» **REQUIREMENT**
Without the pictures, give the entries below again exactly as written.

» **INPUT DATA**

______

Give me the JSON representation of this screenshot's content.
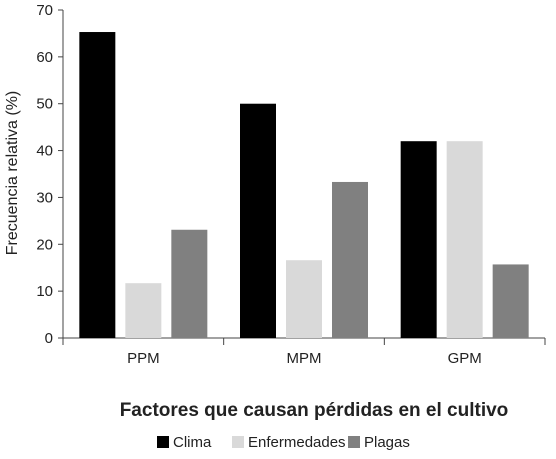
{
  "chart_data": {
    "type": "bar",
    "categories": [
      "PPM",
      "MPM",
      "GPM"
    ],
    "series": [
      {
        "name": "Clima",
        "values": [
          65.3,
          50.0,
          42.0
        ],
        "color": "#000000"
      },
      {
        "name": "Enfermedades",
        "values": [
          11.7,
          16.6,
          42.0
        ],
        "color": "#d9d9d9"
      },
      {
        "name": "Plagas",
        "values": [
          23.1,
          33.3,
          15.7
        ],
        "color": "#808080"
      }
    ],
    "title": "",
    "xlabel": "Factores que causan pérdidas en el cultivo",
    "ylabel": "Frecuencia relativa (%)",
    "ylim": [
      0,
      70
    ],
    "yticks": [
      "0",
      "10",
      "20",
      "30",
      "40",
      "50",
      "60",
      "70"
    ],
    "grid": false,
    "legend_position": "bottom"
  }
}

______

» **IN RESPONSE**
Give me the JSON representation of this screenshot's content.
{
  "chart_data": {
    "type": "bar",
    "categories": [
      "PPM",
      "MPM",
      "GPM"
    ],
    "series": [
      {
        "name": "Clima",
        "values": [
          65.3,
          50.0,
          42.0
        ],
        "color": "#000000"
      },
      {
        "name": "Enfermedades",
        "values": [
          11.7,
          16.6,
          42.0
        ],
        "color": "#d9d9d9"
      },
      {
        "name": "Plagas",
        "values": [
          23.1,
          33.3,
          15.7
        ],
        "color": "#808080"
      }
    ],
    "title": "",
    "xlabel": "Factores que causan pérdidas en el cultivo",
    "ylabel": "Frecuencia relativa (%)",
    "ylim": [
      0,
      70
    ],
    "yticks": [
      "0",
      "10",
      "20",
      "30",
      "40",
      "50",
      "60",
      "70"
    ],
    "grid": false,
    "legend_position": "bottom"
  }
}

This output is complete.